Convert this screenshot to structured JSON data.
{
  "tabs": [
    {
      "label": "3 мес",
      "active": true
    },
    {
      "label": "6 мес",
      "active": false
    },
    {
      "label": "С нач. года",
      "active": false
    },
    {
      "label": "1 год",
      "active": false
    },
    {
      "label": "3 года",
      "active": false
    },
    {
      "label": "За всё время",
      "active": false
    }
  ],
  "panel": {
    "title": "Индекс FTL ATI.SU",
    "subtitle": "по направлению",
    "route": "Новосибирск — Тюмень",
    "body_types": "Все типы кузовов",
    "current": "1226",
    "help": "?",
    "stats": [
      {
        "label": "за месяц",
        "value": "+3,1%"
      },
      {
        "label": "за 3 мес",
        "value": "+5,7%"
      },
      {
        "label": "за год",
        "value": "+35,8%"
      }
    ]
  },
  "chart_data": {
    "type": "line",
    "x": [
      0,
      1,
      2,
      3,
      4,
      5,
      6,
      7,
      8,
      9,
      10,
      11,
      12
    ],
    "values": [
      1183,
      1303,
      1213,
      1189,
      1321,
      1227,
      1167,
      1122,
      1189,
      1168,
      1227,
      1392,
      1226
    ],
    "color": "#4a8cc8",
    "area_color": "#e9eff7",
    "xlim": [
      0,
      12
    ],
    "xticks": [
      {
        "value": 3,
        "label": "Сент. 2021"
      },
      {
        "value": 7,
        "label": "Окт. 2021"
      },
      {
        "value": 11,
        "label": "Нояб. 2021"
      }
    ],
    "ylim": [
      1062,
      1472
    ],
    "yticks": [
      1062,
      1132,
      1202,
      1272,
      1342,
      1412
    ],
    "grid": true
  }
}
# # #
> [Instruction] Copy all of the data exactly.

> [Result below]
Convert this screenshot to structured JSON data.
{
  "tabs": [
    {
      "label": "3 мес",
      "active": true
    },
    {
      "label": "6 мес",
      "active": false
    },
    {
      "label": "С нач. года",
      "active": false
    },
    {
      "label": "1 год",
      "active": false
    },
    {
      "label": "3 года",
      "active": false
    },
    {
      "label": "За всё время",
      "active": false
    }
  ],
  "panel": {
    "title": "Индекс FTL ATI.SU",
    "subtitle": "по направлению",
    "route": "Новосибирск — Тюмень",
    "body_types": "Все типы кузовов",
    "current": "1226",
    "help": "?",
    "stats": [
      {
        "label": "за месяц",
        "value": "+3,1%"
      },
      {
        "label": "за 3 мес",
        "value": "+5,7%"
      },
      {
        "label": "за год",
        "value": "+35,8%"
      }
    ]
  },
  "chart_data": {
    "type": "line",
    "x": [
      0,
      1,
      2,
      3,
      4,
      5,
      6,
      7,
      8,
      9,
      10,
      11,
      12
    ],
    "values": [
      1183,
      1303,
      1213,
      1189,
      1321,
      1227,
      1167,
      1122,
      1189,
      1168,
      1227,
      1392,
      1226
    ],
    "color": "#4a8cc8",
    "area_color": "#e9eff7",
    "xlim": [
      0,
      12
    ],
    "xticks": [
      {
        "value": 3,
        "label": "Сент. 2021"
      },
      {
        "value": 7,
        "label": "Окт. 2021"
      },
      {
        "value": 11,
        "label": "Нояб. 2021"
      }
    ],
    "ylim": [
      1062,
      1472
    ],
    "yticks": [
      1062,
      1132,
      1202,
      1272,
      1342,
      1412
    ],
    "grid": true
  }
}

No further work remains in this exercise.